» Exercise goal:
Using the data below, gather each line that includes the word "сечений".

[Dataset rows]
___
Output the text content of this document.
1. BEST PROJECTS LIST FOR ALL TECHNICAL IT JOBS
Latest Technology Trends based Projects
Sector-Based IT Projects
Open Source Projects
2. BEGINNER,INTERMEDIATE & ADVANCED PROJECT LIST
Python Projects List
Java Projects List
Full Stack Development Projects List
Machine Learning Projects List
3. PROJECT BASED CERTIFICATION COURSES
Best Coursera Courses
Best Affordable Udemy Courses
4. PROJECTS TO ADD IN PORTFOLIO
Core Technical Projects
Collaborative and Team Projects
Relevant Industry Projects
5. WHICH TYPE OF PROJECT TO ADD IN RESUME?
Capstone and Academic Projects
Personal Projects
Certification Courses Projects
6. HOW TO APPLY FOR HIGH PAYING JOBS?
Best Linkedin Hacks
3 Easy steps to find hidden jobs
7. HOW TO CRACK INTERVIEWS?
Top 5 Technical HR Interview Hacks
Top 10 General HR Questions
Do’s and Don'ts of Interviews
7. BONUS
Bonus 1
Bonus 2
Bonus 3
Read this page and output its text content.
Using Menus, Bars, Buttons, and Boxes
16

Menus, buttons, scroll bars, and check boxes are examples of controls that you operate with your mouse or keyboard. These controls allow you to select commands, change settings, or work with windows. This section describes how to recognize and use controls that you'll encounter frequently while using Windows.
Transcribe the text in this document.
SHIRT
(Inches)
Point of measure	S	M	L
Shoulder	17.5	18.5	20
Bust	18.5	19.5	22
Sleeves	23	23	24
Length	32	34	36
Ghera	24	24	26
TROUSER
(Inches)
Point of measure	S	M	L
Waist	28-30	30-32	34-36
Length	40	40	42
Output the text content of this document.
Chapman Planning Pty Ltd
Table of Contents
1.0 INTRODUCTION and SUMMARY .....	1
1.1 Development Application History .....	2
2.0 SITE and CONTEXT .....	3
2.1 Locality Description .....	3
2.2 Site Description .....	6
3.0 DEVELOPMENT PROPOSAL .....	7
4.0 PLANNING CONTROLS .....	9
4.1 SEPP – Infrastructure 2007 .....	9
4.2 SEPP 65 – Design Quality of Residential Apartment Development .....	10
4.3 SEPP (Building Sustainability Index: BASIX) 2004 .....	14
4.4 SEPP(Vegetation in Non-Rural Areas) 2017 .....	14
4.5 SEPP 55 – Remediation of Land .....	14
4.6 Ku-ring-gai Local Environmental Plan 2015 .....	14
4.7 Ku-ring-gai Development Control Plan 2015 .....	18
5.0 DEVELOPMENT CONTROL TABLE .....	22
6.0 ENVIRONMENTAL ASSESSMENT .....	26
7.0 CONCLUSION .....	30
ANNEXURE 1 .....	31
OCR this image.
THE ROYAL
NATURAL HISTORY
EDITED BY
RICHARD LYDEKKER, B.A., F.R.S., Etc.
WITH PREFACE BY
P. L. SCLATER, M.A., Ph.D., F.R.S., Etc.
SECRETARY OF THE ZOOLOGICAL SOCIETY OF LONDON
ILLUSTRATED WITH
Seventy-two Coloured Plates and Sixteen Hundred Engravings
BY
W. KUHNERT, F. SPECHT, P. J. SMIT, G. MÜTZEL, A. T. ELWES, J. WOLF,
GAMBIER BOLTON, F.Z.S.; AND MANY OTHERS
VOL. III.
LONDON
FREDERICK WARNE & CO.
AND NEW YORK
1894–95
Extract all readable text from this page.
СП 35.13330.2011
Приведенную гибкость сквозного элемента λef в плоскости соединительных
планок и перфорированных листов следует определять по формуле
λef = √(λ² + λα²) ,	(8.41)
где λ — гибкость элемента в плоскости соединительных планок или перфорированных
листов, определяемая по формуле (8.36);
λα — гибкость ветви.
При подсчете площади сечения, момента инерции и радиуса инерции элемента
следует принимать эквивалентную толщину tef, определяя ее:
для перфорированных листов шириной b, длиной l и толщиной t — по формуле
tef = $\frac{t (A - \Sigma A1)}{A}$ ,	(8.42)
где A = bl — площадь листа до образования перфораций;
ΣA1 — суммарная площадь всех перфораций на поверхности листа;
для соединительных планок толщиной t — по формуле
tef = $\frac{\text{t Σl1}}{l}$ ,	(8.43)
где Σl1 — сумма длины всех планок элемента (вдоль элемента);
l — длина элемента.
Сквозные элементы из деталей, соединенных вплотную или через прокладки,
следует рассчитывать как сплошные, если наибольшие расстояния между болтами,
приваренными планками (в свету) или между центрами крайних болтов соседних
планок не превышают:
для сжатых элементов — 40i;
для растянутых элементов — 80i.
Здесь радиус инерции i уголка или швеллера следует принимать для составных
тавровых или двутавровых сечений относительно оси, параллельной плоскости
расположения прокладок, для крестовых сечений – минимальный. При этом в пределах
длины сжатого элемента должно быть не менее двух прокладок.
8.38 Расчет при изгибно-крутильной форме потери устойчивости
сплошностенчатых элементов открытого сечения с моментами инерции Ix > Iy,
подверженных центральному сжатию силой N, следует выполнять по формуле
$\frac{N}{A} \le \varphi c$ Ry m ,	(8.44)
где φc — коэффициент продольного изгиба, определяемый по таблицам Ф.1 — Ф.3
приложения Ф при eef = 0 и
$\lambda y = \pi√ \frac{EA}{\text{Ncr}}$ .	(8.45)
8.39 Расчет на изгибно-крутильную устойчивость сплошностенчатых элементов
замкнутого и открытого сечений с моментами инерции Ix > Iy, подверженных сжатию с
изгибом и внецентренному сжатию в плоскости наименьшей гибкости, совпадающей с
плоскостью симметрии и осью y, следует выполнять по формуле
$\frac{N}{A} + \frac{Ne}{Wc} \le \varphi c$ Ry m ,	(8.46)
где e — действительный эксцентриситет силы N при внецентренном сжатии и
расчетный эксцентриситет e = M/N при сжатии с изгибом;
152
___
» Task output:
тавровых или двутавровых сечений относительно оси, параллельной плоскости
расположения прокладок, для крестовых сечений – минимальный. При этом в пределах
замкнутого и открытого сечений с моментами инерции Ix > Iy, подверженных сжатию с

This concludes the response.